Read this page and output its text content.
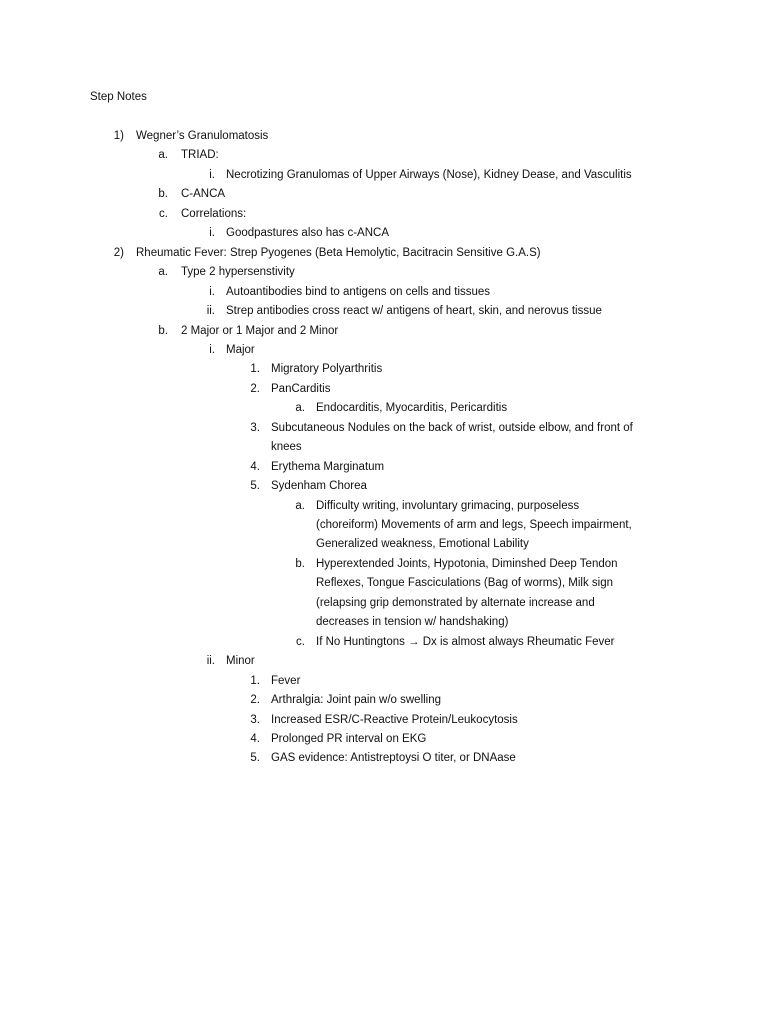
Step Notes
1) Wegner’s Granulomatosis
a. TRIAD:
i. Necrotizing Granulomas of Upper Airways (Nose), Kidney Dease, and Vasculitis
b. C-ANCA
c. Correlations:
i. Goodpastures also has c-ANCA
2) Rheumatic Fever: Strep Pyogenes (Beta Hemolytic, Bacitracin Sensitive G.A.S)
a. Type 2 hypersenstivity
i. Autoantibodies bind to antigens on cells and tissues
ii. Strep antibodies cross react w/ antigens of heart, skin, and nerovus tissue
b. 2 Major or 1 Major and 2 Minor
i. Major
1. Migratory Polyarthritis
2. PanCarditis
a. Endocarditis, Myocarditis, Pericarditis
3. Subcutaneous Nodules on the back of wrist, outside elbow, and front of
knees
4. Erythema Marginatum
5. Sydenham Chorea
a. Difficulty writing, involuntary grimacing, purposeless
(choreiform) Movements of arm and legs, Speech impairment,
Generalized weakness, Emotional Lability
b. Hyperextended Joints, Hypotonia, Diminshed Deep Tendon
Reflexes, Tongue Fasciculations (Bag of worms), Milk sign
(relapsing grip demonstrated by alternate increase and
decreases in tension w/ handshaking)
c. If No Huntingtons → Dx is almost always Rheumatic Fever
ii. Minor
1. Fever
2. Arthralgia: Joint pain w/o swelling
3. Increased ESR/C-Reactive Protein/Leukocytosis
4. Prolonged PR interval on EKG
5. GAS evidence: Antistreptoysi O titer, or DNAase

....

**WHAT THE TASK ASKS**
Line count for the string "Major": say how many lines in the listing contain it, and add nothing.

**RESULT FOR THIS TASK**
2